§ Your instructions: Copy, character for character, the lines that run from the one containing "1176, 810, 1220]" through the one containing "127, 810, 197]", including both of those lines.

§ Stored rows:
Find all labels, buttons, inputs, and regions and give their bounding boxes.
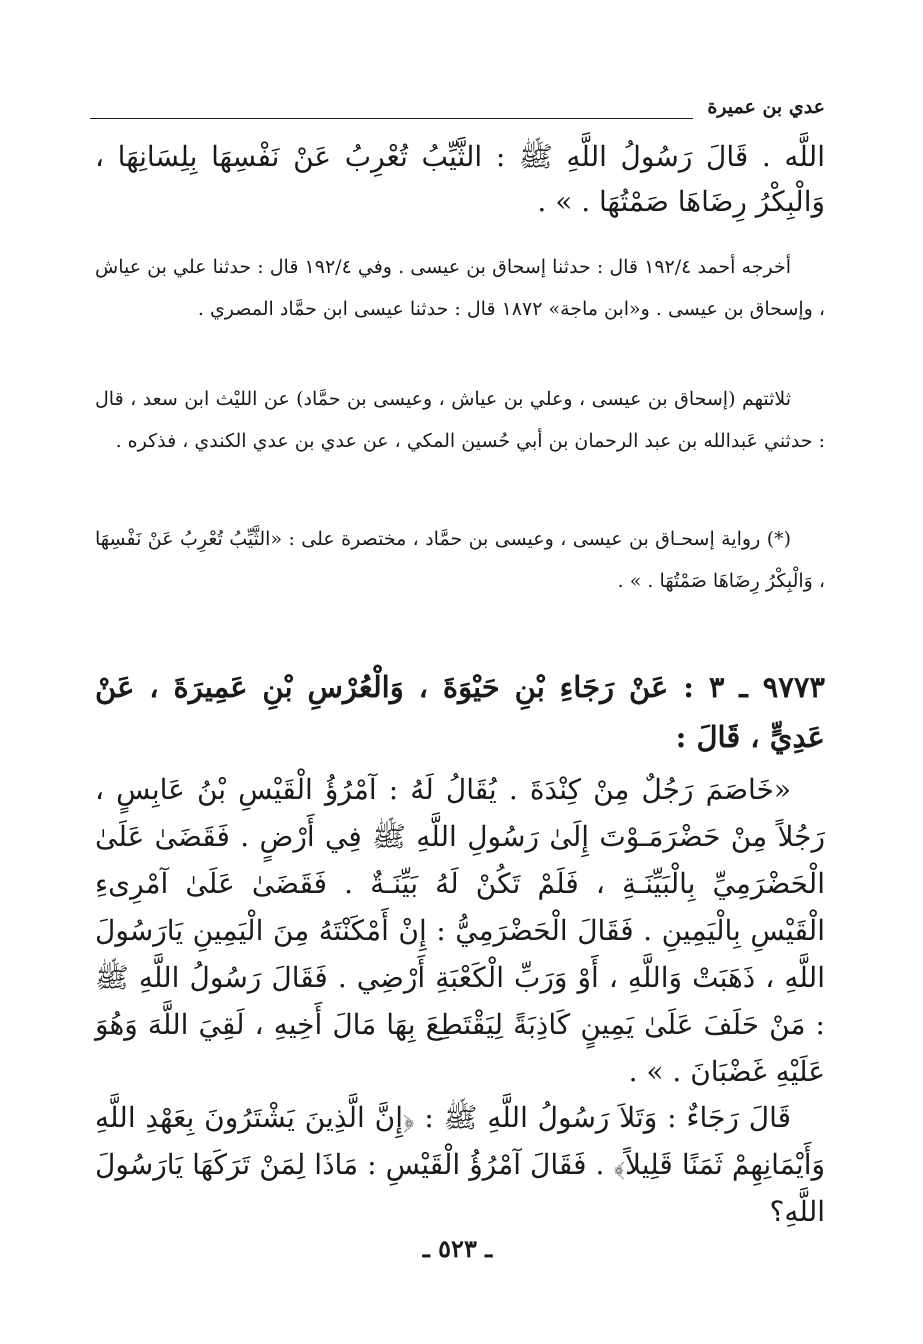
note-text: رواية إسحـاق بن عيسى ، وعيسى بن حمَّاد ، مختصرة على : «الثَّيِّبُ تُعْرِبُ عَنْ نَفْسِهَا ، وَالْبِكْرُ رِضَاهَا صَمْتُهَا . » . bbox=[95, 528, 825, 592]
header-rule bbox=[90, 118, 693, 119]
continuation-paragraph bbox=[95, 134, 825, 224]
hadith-closing-paragraph bbox=[95, 1094, 825, 1235]
note-mark: (*) bbox=[766, 528, 792, 550]
hadith-chain: : عَنْ رَجَاءِ بْنِ حَيْوَةَ ، وَالْعُرْسِ بْنِ عَمِيرَةَ ، عَنْ عَدِيٍّ ، قَالَ : bbox=[95, 670, 825, 754]
book-page bbox=[90, 86, 825, 1306]
takhrij-text-1: أخرجه أحمد ١٩٢/٤ قال : حدثنا إسحاق بن عيسى . وفي ١٩٢/٤ قال : حدثنا علي بن عياش ، وإسحاق بن عيسى . و«ابن ماجة» ١٨٧٢ قال : حدثنا عيسى ابن حمَّاد المصري . bbox=[95, 256, 825, 320]
takhrij-note bbox=[95, 518, 825, 602]
takhrij-text-2: ثلاثتهم (إسحاق بن عيسى ، وعلي بن عياش ، وعيسى بن حمَّاد) عن الليْث ابن سعد ، قال : حدثني عَبدالله بن عبد الرحمان بن أبي حُسين المكي ، عن عدي بن عدي الكندي ، فذكره . bbox=[95, 388, 825, 452]
running-title: عدي بن عميرة bbox=[707, 96, 825, 118]
hadith-heading bbox=[95, 662, 825, 762]
takhrij-paragraph-2 bbox=[95, 378, 825, 462]
hadith-matn: «خَاصَمَ رَجُلٌ مِنْ كِنْدَةَ . يُقَالُ لَهُ : آمْرُؤُ الْقَيْسِ بْنُ عَابِسٍ ، رَجُلاً مِنْ حَضْرَمَـوْتَ إِلَىٰ رَسُولِ اللَّهِ ﷺ فِي أَرْضٍ . فَقَضَىٰ عَلَىٰ الْحَضْرَمِيِّ بِالْبَيِّنَـةِ ، فَلَمْ تَكُنْ لَهُ بَيِّنَـةٌ . فَقَضَىٰ عَلَىٰ آمْرِىءِ الْقَيْسِ بِالْيَمِينِ . فَقَالَ الْحَضْرَمِيُّ : إِنْ أَمْكَنْتَهُ مِنَ الْيَمِينِ يَارَسُولَ اللَّهِ ، ذَهَبَتْ وَاللَّهِ ، أَوْ وَرَبِّ الْكَعْبَةِ أَرْضِي . فَقَالَ رَسُولُ اللَّهِ ﷺ : مَنْ حَلَفَ عَلَىٰ يَمِينٍ كَاذِبَةً لِيَقْتَطِعَ بِهَا مَالَ أَخِيهِ ، لَقِيَ اللَّهَ وَهُوَ عَلَيْهِ غَضْبَانَ . » . bbox=[95, 773, 825, 1088]
continuation-text: اللَّه . قَالَ رَسُولُ اللَّهِ ﷺ : الثَّيِّبُ تُعْرِبُ عَنْ نَفْسِهَا بِلِسَانِهَا ، وَالْبِكْرُ رِضَاهَا صَمْتُهَا . » . bbox=[95, 140, 825, 218]
running-header bbox=[90, 94, 825, 124]
hadith-closing: قَالَ رَجَاءٌ : وَتَلاَ رَسُولُ اللَّهِ ﷺ : ﴿إِنَّ الَّذِينَ يَشْتَرُونَ بِعَهْدِ اللَّهِ وَأَيْمَانِهِمْ ثَمَنًا قَلِيلاً﴾ . فَقَالَ آمْرُؤُ الْقَيْسِ : مَاذَا لِمَنْ تَرَكَهَا يَارَسُولَ اللَّهِ؟ bbox=[95, 1101, 825, 1228]
page-number: ـ ٥٢٣ ـ bbox=[422, 1234, 493, 1263]
hadith-matn-paragraph bbox=[95, 766, 825, 1095]
takhrij-paragraph-1 bbox=[95, 246, 825, 330]
hadith-number: ٩٧٧٣ ـ ٣ bbox=[708, 670, 825, 704]
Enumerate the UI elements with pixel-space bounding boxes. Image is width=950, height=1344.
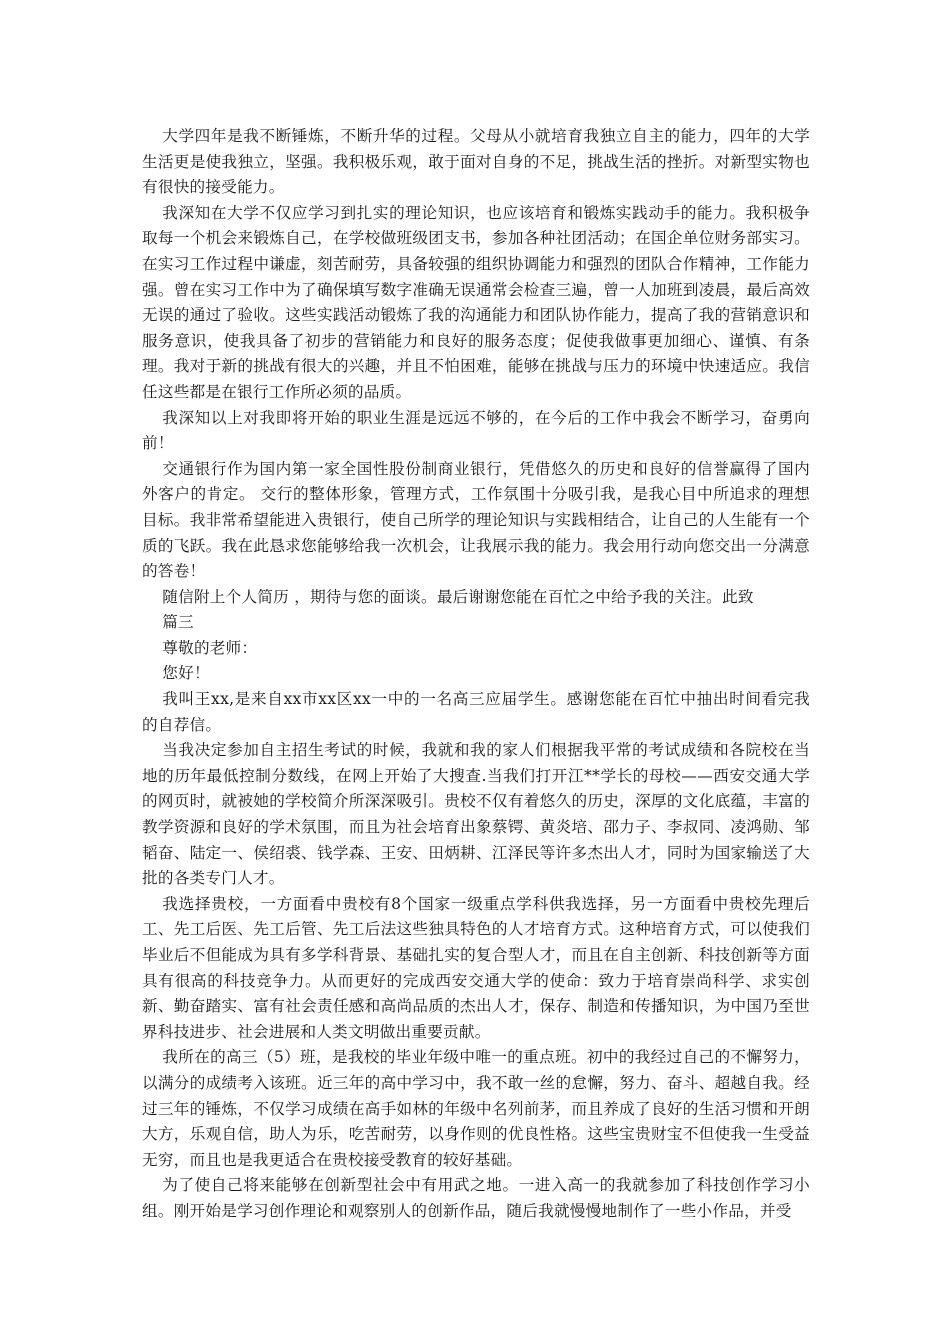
paragraph-10: 为了使自己将来能够在创新型社会中有用武之地。一进入高一的我就参加了科技创作学习小组。刚开始是学习创作理论和观察别人的创新作品，随后我就慢慢地制作了一些小作品，并受: [142, 1176, 810, 1220]
paragraph-6: 我叫王xx,是来自xx市xx区xx一中的一名高三应届学生。感谢您能在百忙中抽出时间看完我的自荐信。: [142, 690, 810, 734]
greeting: 您好！: [162, 664, 210, 683]
paragraph-9: 我所在的高三（5）班，是我校的毕业年级中唯一的重点班。初中的我经过自己的不懈努力，以满分的成绩考入该班。近三年的高中学习中，我不敢一丝的怠懈，努力、奋斗、超越自我。经过三年的锤炼，不仅学习成绩在高手如林的年级中名列前茅，而且养成了良好的生活习惯和开朗大方，乐观自信，助人为乐，吃苦耐劳，以身作则的优良性格。这些宝贵财宝不但使我一生受益无穷，而且也是我更适合在贵校接受教育的较好基础。: [142, 1048, 810, 1169]
section-heading: 篇三: [162, 613, 194, 632]
paragraph-3: 我深知以上对我即将开始的职业生涯是远远不够的，在今后的工作中我会不断学习，奋勇向前！: [142, 408, 810, 453]
paragraph-1: 大学四年是我不断锤炼，不断升华的过程。父母从小就培育我独立自主的能力，四年的大学生活更是使我独立，坚强。我积极乐观，敢于面对自身的不足，挑战生活的挫折。对新型实物也有很快的接受能力。: [142, 127, 810, 197]
paragraph-8: 我选择贵校，一方面看中贵校有8个国家一级重点学科供我选择，另一方面看中贵校先理后工、先工后医、先工后管、先工后法这些独具特色的人才培育方式。这种培育方式，可以使我们毕业后不但能成为具有多学科背景、基础扎实的复合型人才，而且在自主创新、科技创新等方面具有很高的科技竞争力。从而更好的完成西安交通大学的使命：致力于培育崇尚科学、求实创新、勤奋踏实、富有社会责任感和高尚品质的杰出人才，保存、制造和传播知识，为中国乃至世界科技进步、社会进展和人类文明做出重要贡献。: [142, 894, 810, 1041]
paragraph-7: 当我决定参加自主招生考试的时候，我就和我的家人们根据我平常的考试成绩和各院校在当地的历年最低控制分数线，在网上开始了大搜查.当我们打开江**学长的母校——西安交通大学的网页时，就被她的学校简介所深深吸引。贵校不仅有着悠久的历史，深厚的文化底蕴，丰富的教学资源和良好的学术氛围，而且为社会培育出象蔡锷、黄炎培、邵力子、李叔同、凌鸿勋、邹韬奋、陆定一、侯绍裘、钱学森、王安、田炳耕、江泽民等许多杰出人才，同时为国家输送了大批的各类专门人才。: [142, 741, 810, 888]
paragraph-5: 随信附上个人简历 ，期待与您的面谈。最后谢谢您能在百忙之中给予我的关注。此致: [162, 587, 754, 606]
paragraph-4: 交通银行作为国内第一家全国性股份制商业银行，凭借悠久的历史和良好的信誉赢得了国内外客户的肯定。 交行的整体形象，管理方式，工作氛围十分吸引我，是我心目中所追求的理想目标。我非常希望能进入贵银行，使自己所学的理论知识与实践相结合，让自己的人生能有一个质的飞跃。我在此恳求您能够给我一次机会，让我展示我的能力。我会用行动向您交出一分满意的答卷！: [142, 459, 810, 581]
salutation: 尊敬的老师：: [162, 638, 258, 657]
document-body: [142, 124, 810, 1225]
paragraph-2: 我深知在大学不仅应学习到扎实的理论知识，也应该培育和锻炼实践动手的能力。我积极争取每一个机会来锻炼自己，在学校做班级团支书，参加各种社团活动；在国企单位财务部实习。在实习工作过程中谦虚，刻苦耐劳，具备较强的组织协调能力和强烈的团队合作精神，工作能力强。曾在实习工作中为了确保填写数字准确无误通常会检查三遍，曾一人加班到凌晨，最后高效无误的通过了验收。这些实践活动锻炼了我的沟通能力和团队协作能力，提高了我的营销意识和服务意识，使我具备了初步的营销能力和良好的服务态度；促使我做事更加细心、谨慎、有条理。我对于新的挑战有很大的兴趣，并且不怕困难，能够在挑战与压力的环境中快速适应。我信任这些都是在银行工作所必须的品质。: [142, 203, 810, 401]
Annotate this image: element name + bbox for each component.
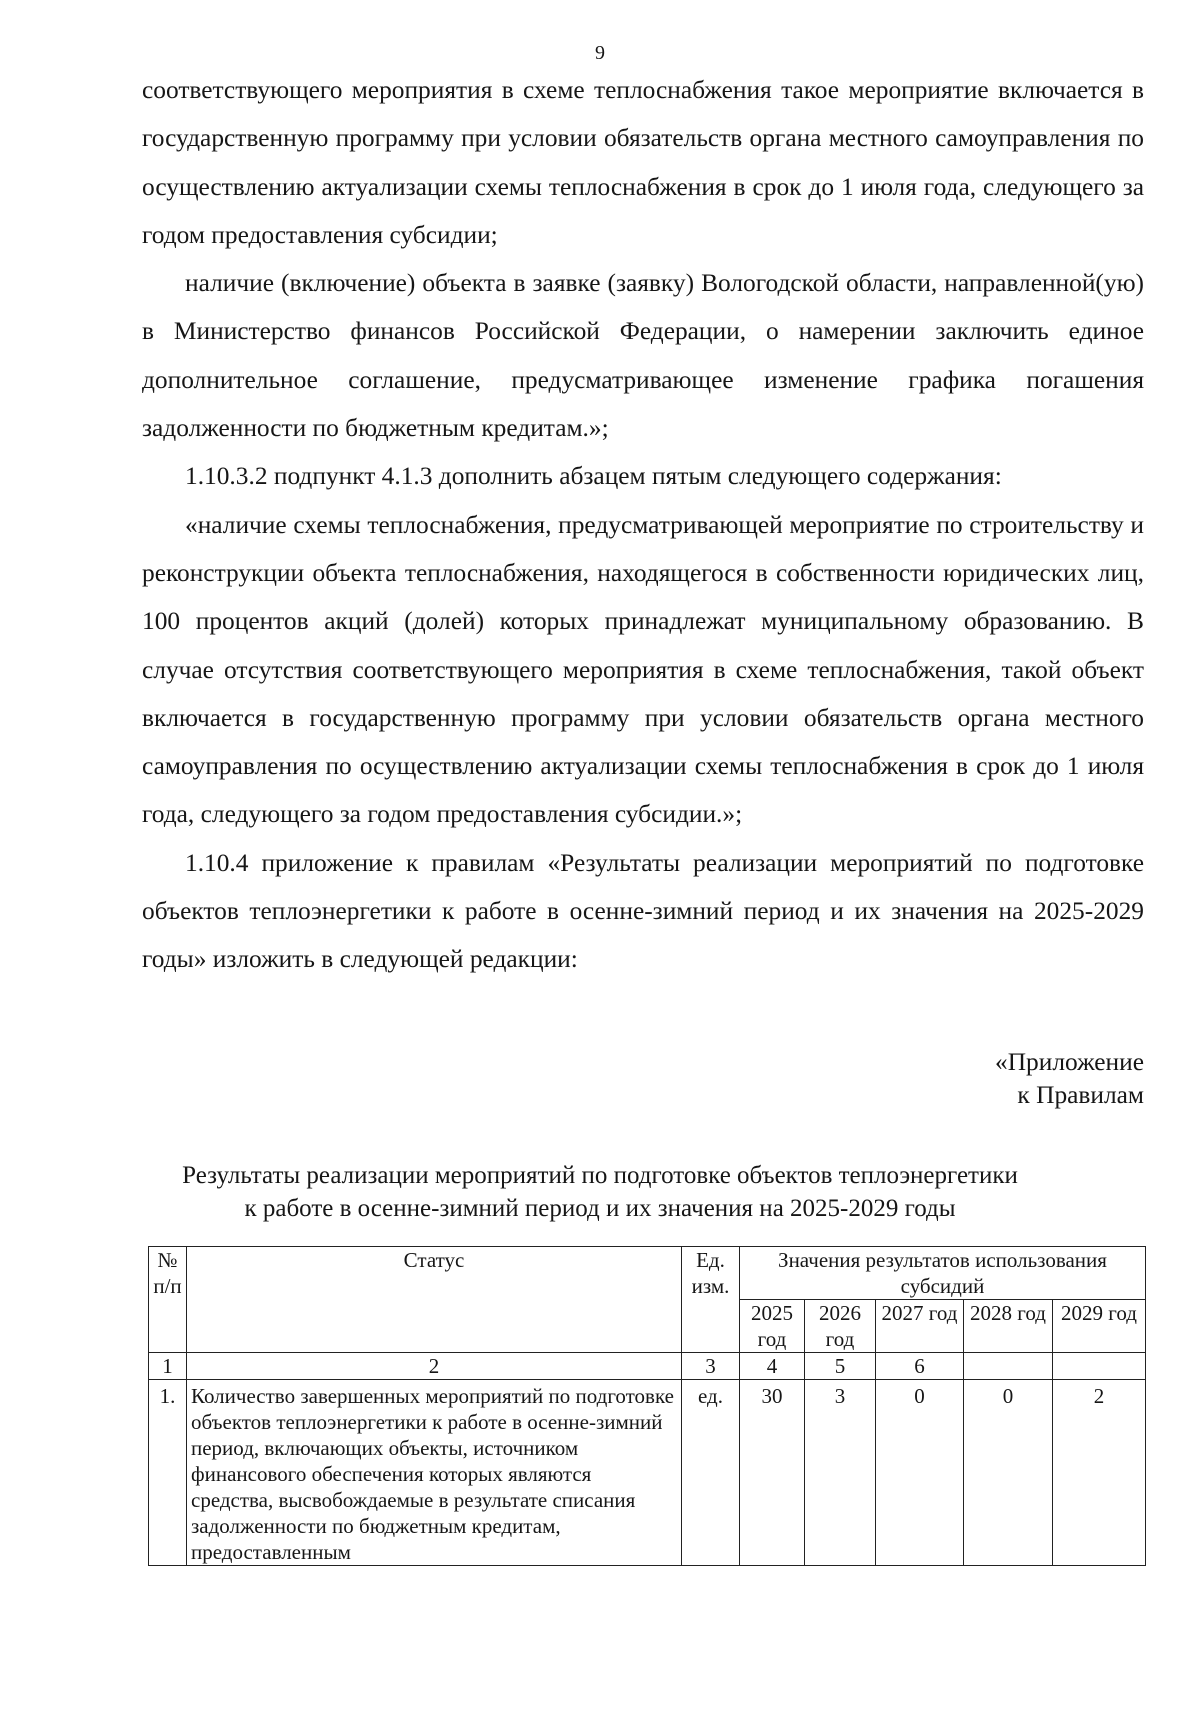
column-number bbox=[1053, 1353, 1146, 1380]
row-num: 1. bbox=[149, 1380, 187, 1566]
paragraph-continuation: соответствующего мероприятия в схеме теплоснабжения такое мероприятие включается в государственную программу при условии обязательств органа местного самоуправления по осуществлению актуализации схемы теплоснабжения в срок до 1 июля года, следующего за годом предоставления субсидии; bbox=[142, 76, 1144, 249]
row-status: Количество завершенных мероприятий по подготовке объектов теплоэнергетики к работе в осенне-зимний период, включающих объекты, источником финансового обеспечения которых являются средства, высвобождаемые в результате списания задолженности по бюджетным кредитам, предоставленным bbox=[187, 1380, 682, 1566]
paragraph-heat-supply-scheme: «наличие схемы теплоснабжения, предусматривающей мероприятие по строительству и реконструкции объекта теплоснабжения, находящегося в собственности юридических лиц, 100 процентов акций (долей) которых принадлежат муниципальному образованию. В случае отсутствия соответствующего мероприятия в схеме теплоснабжения, такой объект включается в государственную программу при условии обязательств органа местного самоуправления по осуществлению актуализации схемы теплоснабжения в срок до 1 июля года, следующего за годом предоставления субсидии.»; bbox=[142, 510, 1144, 829]
appendix-line-2: к Правилам bbox=[1017, 1081, 1144, 1109]
column-number: 1 bbox=[149, 1353, 187, 1380]
header-unit: Ед. изм. bbox=[682, 1247, 740, 1353]
column-number: 3 bbox=[682, 1353, 740, 1380]
table-row bbox=[149, 1380, 1146, 1566]
header-values-group: Значения результатов использования субсидий bbox=[740, 1247, 1146, 1300]
table-title bbox=[0, 1159, 1200, 1225]
appendix-label bbox=[995, 1046, 1144, 1112]
column-number bbox=[964, 1353, 1053, 1380]
row-value-2025: 30 bbox=[740, 1380, 805, 1566]
table-title-line-1: Результаты реализации мероприятий по подготовке объектов теплоэнергетики bbox=[182, 1162, 1018, 1189]
header-year-2026: 2026 год bbox=[805, 1300, 876, 1353]
table-header-row-1 bbox=[149, 1247, 1146, 1300]
column-number: 2 bbox=[187, 1353, 682, 1380]
results-table bbox=[148, 1246, 1146, 1566]
body-text bbox=[142, 66, 1144, 984]
header-year-2025: 2025 год bbox=[740, 1300, 805, 1353]
column-number: 6 bbox=[876, 1353, 964, 1380]
table-title-line-2: к работе в осенне-зимний период и их значения на 2025-2029 годы bbox=[244, 1195, 956, 1222]
row-value-2027: 0 bbox=[876, 1380, 964, 1566]
page-number: 9 bbox=[595, 42, 605, 64]
header-year-2029: 2029 год bbox=[1053, 1300, 1146, 1353]
row-unit: ед. bbox=[682, 1380, 740, 1566]
row-value-2026: 3 bbox=[805, 1380, 876, 1566]
header-year-2028: 2028 год bbox=[964, 1300, 1053, 1353]
paragraph-application: наличие (включение) объекта в заявке (заявку) Вологодской области, направленной(ую) в Министерство финансов Российской Федерации, о намерении заключить единое дополнительное соглашение, предусматривающее изменение графика погашения задолженности по бюджетным кредитам.»; bbox=[142, 269, 1144, 443]
column-number: 5 bbox=[805, 1353, 876, 1380]
appendix-line-1: «Приложение bbox=[995, 1048, 1144, 1076]
row-value-2029: 2 bbox=[1053, 1380, 1146, 1566]
header-year-2027: 2027 год bbox=[876, 1300, 964, 1353]
paragraph-subclause-1-10-4: 1.10.4 приложение к правилам «Результаты реализации мероприятий по подготовке объектов теплоэнергетики к работе в осенне-зимний период и их значения на 2025-2029 годы» изложить в следующей редакции: bbox=[142, 848, 1144, 974]
row-value-2028: 0 bbox=[964, 1380, 1053, 1566]
header-status: Статус bbox=[187, 1247, 682, 1353]
table-column-numbers-row bbox=[149, 1353, 1146, 1380]
column-number: 4 bbox=[740, 1353, 805, 1380]
header-num: № п/п bbox=[149, 1247, 187, 1353]
paragraph-subclause-1-10-3-2: 1.10.3.2 подпункт 4.1.3 дополнить абзацем пятым следующего содержания: bbox=[185, 462, 1002, 491]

§ Exercise output:
paragraph-10: 为了使自己将来能够在创新型社会中有用武之地。一进入高一的我就参加了科技创作学习小组。刚开始是学习创作理论和观察别人的创新作品，随后我就慢慢地制作了一些小作品，并受: [142, 1176, 810, 1220]
paragraph-6: 我叫王xx,是来自xx市xx区xx一中的一名高三应届学生。感谢您能在百忙中抽出时间看完我的自荐信。: [142, 690, 810, 734]
greeting: 您好！: [162, 664, 210, 683]
paragraph-9: 我所在的高三（5）班，是我校的毕业年级中唯一的重点班。初中的我经过自己的不懈努力，以满分的成绩考入该班。近三年的高中学习中，我不敢一丝的怠懈，努力、奋斗、超越自我。经过三年的锤炼，不仅学习成绩在高手如林的年级中名列前茅，而且养成了良好的生活习惯和开朗大方，乐观自信，助人为乐，吃苦耐劳，以身作则的优良性格。这些宝贵财宝不但使我一生受益无穷，而且也是我更适合在贵校接受教育的较好基础。: [142, 1048, 810, 1169]
section-heading: 篇三: [162, 613, 194, 632]
paragraph-3: 我深知以上对我即将开始的职业生涯是远远不够的，在今后的工作中我会不断学习，奋勇向前！: [142, 408, 810, 453]
paragraph-1: 大学四年是我不断锤炼，不断升华的过程。父母从小就培育我独立自主的能力，四年的大学生活更是使我独立，坚强。我积极乐观，敢于面对自身的不足，挑战生活的挫折。对新型实物也有很快的接受能力。: [142, 127, 810, 197]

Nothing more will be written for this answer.